READING PASSAGE:
Stress Testing

Install gcloud binary.

# Login to GCP:
gloud auth login

# Set-up your config (if needed):
gcloud config set project alex-sb

# Create a cluster (default region is us-west-2, if you're not in west of the USA, you might want at different region):
gcloud container clusters create-auto argo-workflows-stress-1

# Get credentials:
gcloud container clusters get-credentials argo-workflows-stress-1                             

# Install workflows (If this fails, try running it again):
make start PROFILE=stress

# Make sure pods are running:
kubectl get deployments

# Run a test workflow:
argo submit examples/hello-world.yaml --watch


Run go run ./test/stress/tool -n 10000 to run a large number of workflows.

PROVIDED MATERIAL:

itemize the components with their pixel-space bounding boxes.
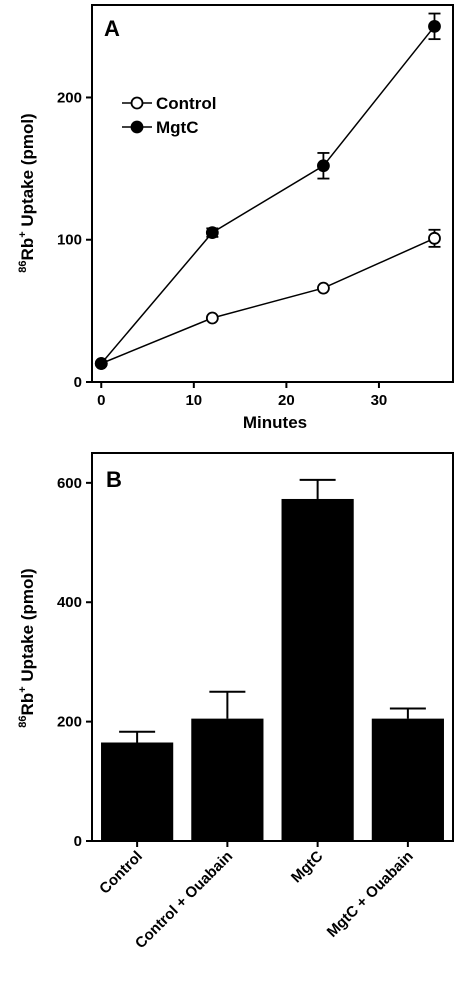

WORK TO DO:
• A. Based on the stress testing guide above, mark each statement (i), (ii) and (iii) yes or no and quote the words of the guide that decide it. (i) If the install step fails, the guide suggests running it again. (ii) The default region for the new cluster is us-east-1. (iii) The test workflow is submitted from examples/hello-world.yaml.
• B. Carry on the stress testing guide above from its final line, writing the steps that would come next in the same style.

EXERCISE RESULTS:
• A.
(i) Yes: "If this fails, try running it again"
(ii) No: "default region is us-west-2"
(iii) Yes: "argo submit examples/hello-world.yaml --watch"

• B.
Check Prometheus:

  1. See how many Kubernetes API requests are being made. You will see about one Update workflows per reconciliation, multiple Create pods. You should expect to see one Get workflowtemplates per workflow (done on first reconciliation). Otherwise, if you see anything else, that might be a problem.
  2. How many errors were logged? log_messages{level="error"} What was the cause?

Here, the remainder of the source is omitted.